Request:
Convert the lines of the records running from the line containing "x-tick-label: 70: [462, 415, 474, 427]" through the line containing "curve: [29, 96, 564, 407]", both included, into a JSON list of strings, one string per line, with blank lines omitted.

Supplied data:
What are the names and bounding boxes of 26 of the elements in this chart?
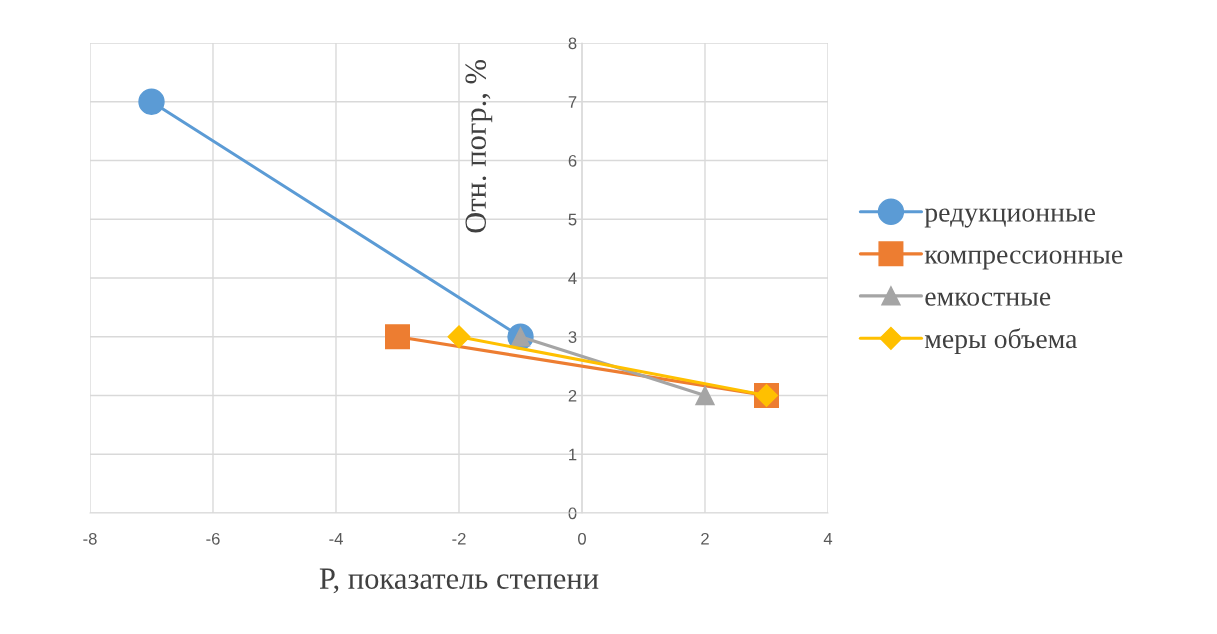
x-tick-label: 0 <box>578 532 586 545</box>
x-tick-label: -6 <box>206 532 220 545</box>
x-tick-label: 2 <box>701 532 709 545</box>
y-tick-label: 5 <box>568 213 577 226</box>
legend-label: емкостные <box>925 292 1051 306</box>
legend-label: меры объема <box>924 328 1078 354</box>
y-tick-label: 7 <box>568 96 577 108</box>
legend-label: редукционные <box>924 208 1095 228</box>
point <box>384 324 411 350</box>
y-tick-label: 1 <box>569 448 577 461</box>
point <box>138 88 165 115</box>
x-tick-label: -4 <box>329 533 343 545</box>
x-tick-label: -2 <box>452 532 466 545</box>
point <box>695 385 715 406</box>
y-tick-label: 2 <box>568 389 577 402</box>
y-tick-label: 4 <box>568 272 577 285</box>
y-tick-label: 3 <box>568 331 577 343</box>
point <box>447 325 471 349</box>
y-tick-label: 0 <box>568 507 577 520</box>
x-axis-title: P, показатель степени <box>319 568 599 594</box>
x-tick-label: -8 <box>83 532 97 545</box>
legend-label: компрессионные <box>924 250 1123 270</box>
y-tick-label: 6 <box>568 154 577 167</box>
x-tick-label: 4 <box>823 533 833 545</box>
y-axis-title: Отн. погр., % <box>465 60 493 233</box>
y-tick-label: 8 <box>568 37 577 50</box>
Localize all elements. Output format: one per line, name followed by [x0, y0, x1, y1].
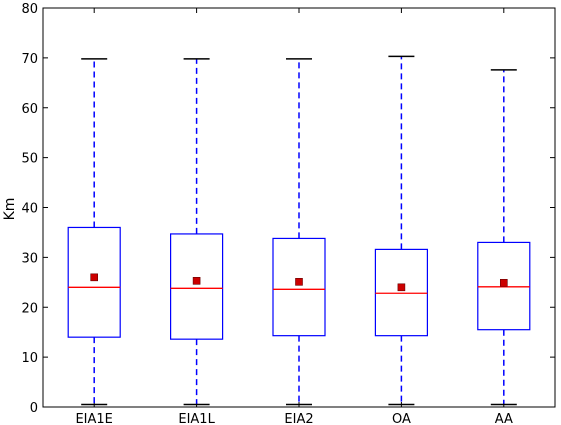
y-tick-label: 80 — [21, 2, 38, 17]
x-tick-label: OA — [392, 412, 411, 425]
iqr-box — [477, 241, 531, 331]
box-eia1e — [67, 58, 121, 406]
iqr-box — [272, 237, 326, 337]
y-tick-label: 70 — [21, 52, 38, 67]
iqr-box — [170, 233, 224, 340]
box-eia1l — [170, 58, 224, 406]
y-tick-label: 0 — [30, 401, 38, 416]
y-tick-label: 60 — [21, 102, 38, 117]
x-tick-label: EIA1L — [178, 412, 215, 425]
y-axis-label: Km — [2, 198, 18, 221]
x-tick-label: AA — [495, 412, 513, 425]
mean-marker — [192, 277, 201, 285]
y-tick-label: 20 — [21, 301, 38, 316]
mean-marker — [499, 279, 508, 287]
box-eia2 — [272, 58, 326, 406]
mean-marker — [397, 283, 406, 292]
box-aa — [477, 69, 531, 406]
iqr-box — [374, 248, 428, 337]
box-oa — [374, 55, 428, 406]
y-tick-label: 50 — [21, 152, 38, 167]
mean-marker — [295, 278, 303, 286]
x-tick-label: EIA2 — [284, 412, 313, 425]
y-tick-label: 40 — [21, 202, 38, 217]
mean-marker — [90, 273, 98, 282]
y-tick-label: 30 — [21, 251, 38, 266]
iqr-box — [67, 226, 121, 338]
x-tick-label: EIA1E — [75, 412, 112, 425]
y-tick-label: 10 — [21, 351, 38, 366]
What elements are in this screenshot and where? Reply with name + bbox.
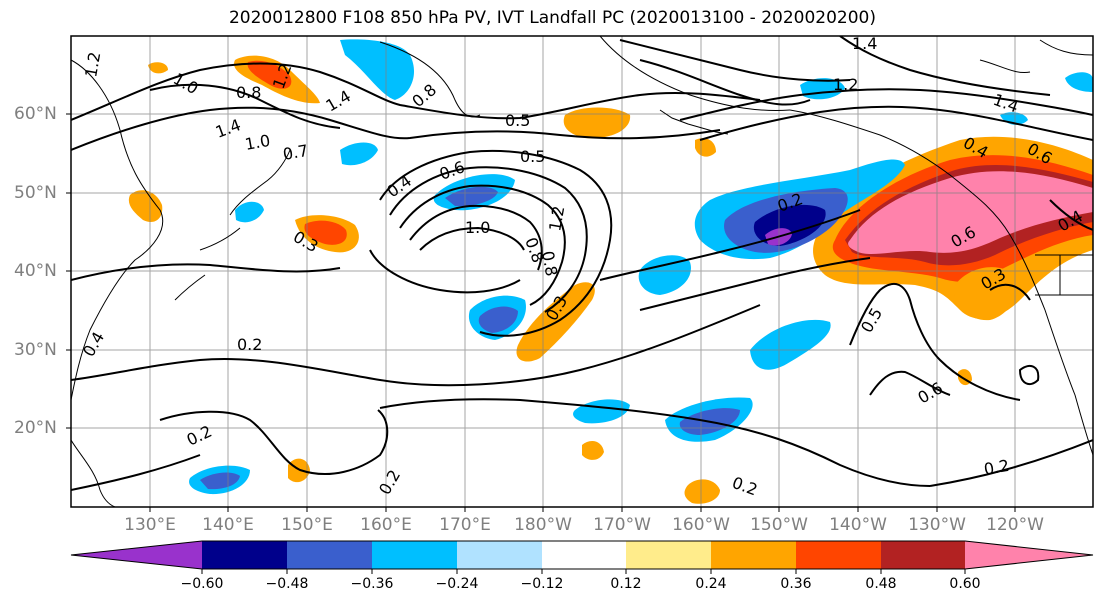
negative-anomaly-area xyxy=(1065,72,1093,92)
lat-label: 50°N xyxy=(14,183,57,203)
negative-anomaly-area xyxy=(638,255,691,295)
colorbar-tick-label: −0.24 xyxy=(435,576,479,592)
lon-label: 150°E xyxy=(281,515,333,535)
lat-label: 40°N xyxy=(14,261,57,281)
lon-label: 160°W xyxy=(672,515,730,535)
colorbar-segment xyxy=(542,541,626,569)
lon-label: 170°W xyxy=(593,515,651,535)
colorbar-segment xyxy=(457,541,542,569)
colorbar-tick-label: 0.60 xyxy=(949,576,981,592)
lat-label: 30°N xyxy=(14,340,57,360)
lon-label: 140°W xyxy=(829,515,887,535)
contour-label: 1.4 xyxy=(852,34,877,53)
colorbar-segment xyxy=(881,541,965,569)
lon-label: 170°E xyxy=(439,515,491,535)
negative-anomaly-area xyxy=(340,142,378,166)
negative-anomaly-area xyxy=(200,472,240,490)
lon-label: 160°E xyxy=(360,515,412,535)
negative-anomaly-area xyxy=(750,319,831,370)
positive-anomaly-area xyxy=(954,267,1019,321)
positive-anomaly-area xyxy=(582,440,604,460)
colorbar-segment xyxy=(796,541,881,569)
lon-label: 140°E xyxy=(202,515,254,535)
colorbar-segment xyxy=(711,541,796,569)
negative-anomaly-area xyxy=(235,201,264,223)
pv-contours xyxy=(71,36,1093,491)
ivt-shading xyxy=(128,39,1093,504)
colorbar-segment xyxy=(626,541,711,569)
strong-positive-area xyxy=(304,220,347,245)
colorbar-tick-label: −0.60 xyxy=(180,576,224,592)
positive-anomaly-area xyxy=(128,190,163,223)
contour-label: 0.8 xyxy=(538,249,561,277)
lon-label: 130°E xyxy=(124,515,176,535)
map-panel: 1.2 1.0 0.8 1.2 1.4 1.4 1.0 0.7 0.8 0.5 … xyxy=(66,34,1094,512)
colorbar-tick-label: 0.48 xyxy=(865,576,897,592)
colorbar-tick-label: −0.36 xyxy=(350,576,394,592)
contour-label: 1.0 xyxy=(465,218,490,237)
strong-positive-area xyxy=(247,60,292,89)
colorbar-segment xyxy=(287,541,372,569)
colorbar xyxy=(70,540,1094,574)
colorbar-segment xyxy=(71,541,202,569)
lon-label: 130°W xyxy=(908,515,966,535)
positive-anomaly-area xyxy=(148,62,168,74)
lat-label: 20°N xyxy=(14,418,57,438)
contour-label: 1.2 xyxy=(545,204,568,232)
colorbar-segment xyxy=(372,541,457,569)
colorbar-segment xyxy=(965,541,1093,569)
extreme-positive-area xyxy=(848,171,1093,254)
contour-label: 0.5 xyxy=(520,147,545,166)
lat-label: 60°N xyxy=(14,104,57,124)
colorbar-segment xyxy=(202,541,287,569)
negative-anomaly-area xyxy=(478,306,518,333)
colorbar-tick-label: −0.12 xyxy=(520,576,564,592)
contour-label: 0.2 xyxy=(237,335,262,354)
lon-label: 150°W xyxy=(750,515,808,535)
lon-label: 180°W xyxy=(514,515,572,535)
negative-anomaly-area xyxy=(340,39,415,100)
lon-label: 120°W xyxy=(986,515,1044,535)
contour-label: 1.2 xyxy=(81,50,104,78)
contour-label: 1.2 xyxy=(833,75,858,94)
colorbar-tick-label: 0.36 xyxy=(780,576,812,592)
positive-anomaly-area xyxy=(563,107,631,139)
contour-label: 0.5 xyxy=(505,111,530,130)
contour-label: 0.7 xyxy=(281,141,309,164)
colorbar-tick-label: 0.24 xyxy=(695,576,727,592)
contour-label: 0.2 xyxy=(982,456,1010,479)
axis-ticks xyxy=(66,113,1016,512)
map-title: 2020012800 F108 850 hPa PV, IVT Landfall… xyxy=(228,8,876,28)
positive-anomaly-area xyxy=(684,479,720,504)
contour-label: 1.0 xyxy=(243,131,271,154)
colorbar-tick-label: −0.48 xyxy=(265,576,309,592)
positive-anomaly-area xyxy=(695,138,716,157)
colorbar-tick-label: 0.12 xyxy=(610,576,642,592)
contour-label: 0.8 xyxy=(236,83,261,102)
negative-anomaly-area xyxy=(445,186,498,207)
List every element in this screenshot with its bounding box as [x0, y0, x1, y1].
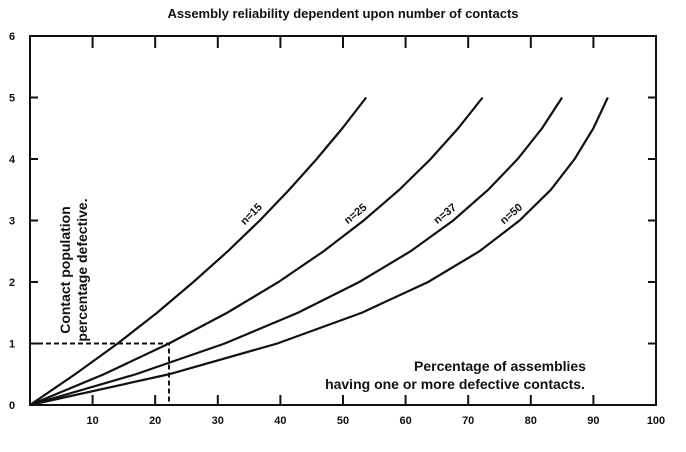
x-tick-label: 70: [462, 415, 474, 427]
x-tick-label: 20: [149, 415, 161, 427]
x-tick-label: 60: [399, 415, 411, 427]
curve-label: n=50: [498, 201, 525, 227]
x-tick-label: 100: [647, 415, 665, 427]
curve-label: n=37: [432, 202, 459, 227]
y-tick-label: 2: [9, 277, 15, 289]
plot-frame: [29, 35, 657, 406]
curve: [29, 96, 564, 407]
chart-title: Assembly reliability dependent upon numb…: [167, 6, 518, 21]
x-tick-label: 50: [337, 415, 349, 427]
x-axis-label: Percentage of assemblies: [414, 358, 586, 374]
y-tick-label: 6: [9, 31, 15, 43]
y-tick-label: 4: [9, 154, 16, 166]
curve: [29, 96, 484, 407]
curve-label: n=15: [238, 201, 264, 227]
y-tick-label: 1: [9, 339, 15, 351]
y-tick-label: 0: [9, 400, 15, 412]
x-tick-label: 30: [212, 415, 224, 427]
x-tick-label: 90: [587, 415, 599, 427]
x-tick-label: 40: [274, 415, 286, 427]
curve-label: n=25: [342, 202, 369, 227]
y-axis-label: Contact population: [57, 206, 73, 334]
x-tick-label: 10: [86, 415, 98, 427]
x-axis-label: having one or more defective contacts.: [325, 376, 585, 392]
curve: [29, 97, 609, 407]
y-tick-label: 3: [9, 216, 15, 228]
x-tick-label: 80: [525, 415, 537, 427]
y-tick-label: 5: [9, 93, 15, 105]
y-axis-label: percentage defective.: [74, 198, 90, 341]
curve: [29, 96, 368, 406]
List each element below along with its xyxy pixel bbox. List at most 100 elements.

Solution below:
[
  "x-tick-label: 70: [462, 415, 474, 427]",
  "x-tick-label: 20: [149, 415, 161, 427]",
  "x-tick-label: 60: [399, 415, 411, 427]",
  "curve-label: n=50: [498, 201, 525, 227]",
  "x-tick-label: 100: [647, 415, 665, 427]",
  "curve-label: n=37: [432, 202, 459, 227]",
  "y-tick-label: 2: [9, 277, 15, 289]",
  "plot-frame: [29, 35, 657, 406]",
  "curve: [29, 96, 564, 407]"
]